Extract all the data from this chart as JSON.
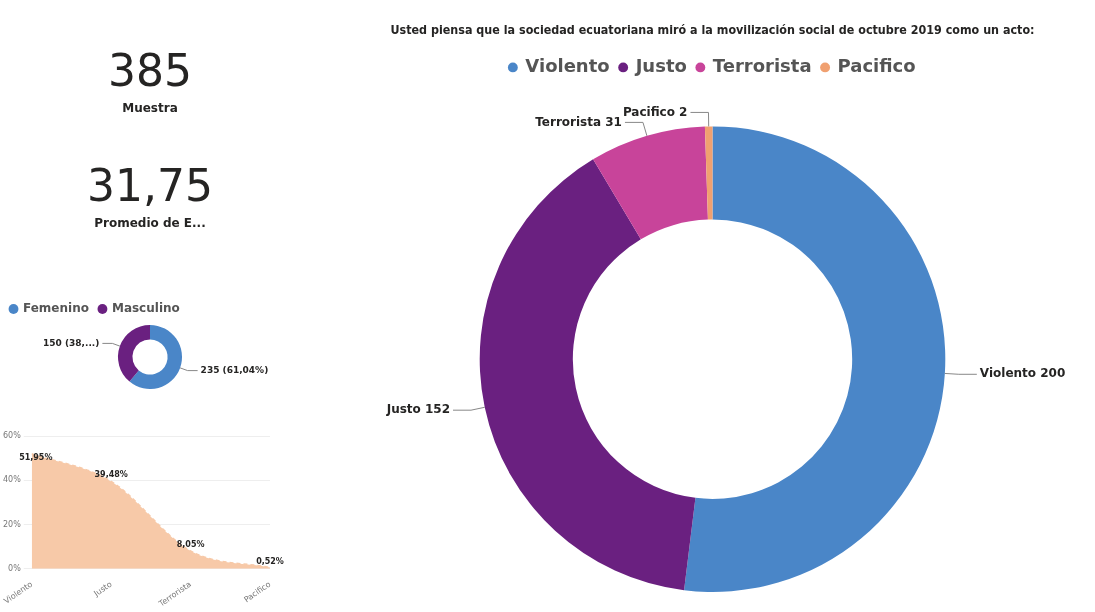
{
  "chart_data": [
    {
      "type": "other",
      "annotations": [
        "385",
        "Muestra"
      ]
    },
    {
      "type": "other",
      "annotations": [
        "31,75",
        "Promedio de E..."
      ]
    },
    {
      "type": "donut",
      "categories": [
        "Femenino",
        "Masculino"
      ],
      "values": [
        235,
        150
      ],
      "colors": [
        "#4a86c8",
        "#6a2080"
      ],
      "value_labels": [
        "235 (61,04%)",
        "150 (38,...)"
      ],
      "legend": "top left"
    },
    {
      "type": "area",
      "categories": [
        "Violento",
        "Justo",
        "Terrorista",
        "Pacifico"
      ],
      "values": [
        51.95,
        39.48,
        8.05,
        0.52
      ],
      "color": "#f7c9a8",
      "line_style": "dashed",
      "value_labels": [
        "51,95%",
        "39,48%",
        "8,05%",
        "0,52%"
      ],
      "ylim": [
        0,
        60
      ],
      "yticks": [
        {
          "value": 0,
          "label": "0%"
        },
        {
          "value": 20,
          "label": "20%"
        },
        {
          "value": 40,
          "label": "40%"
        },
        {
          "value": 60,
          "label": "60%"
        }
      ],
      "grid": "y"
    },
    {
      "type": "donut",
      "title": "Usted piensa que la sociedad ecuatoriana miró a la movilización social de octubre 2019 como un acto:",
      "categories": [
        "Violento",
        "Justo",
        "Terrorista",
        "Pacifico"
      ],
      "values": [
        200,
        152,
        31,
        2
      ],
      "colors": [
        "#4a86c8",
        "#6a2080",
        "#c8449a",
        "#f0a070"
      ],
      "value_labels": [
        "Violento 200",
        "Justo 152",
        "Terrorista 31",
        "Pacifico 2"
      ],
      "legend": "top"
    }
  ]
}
....
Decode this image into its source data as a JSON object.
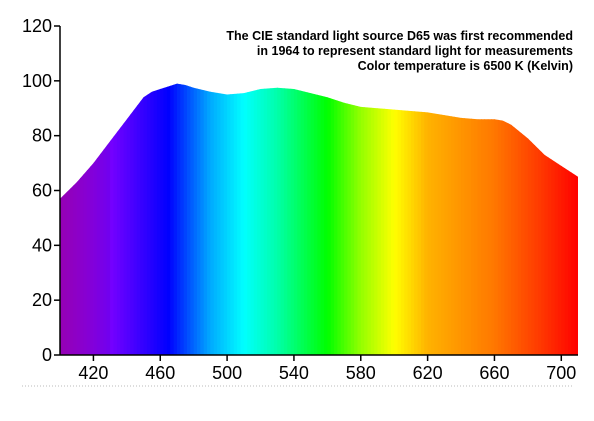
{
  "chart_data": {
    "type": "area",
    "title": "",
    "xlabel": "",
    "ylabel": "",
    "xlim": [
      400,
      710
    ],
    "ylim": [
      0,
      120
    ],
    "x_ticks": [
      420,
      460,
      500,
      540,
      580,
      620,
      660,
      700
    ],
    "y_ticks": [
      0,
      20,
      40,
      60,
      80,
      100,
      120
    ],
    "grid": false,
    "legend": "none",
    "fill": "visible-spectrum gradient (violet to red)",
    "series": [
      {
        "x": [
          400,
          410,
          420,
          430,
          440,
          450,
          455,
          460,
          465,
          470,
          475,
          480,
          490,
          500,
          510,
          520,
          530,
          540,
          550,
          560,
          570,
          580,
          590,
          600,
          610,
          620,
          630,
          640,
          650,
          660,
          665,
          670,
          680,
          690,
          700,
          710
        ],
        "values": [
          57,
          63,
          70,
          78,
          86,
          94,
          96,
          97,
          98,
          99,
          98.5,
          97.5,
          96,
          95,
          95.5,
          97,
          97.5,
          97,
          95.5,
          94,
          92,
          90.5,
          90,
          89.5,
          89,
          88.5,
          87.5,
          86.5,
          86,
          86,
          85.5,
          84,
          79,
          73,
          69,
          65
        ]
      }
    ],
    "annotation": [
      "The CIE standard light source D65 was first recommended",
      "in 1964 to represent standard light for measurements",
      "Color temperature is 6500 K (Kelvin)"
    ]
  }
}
....
- [The request] Check each line of the records above for the string "standard", and report every line that has it.

- [Result for this task]
      "The CIE standard light source D65 was first recommended",
      "in 1964 to represent standard light for measurements",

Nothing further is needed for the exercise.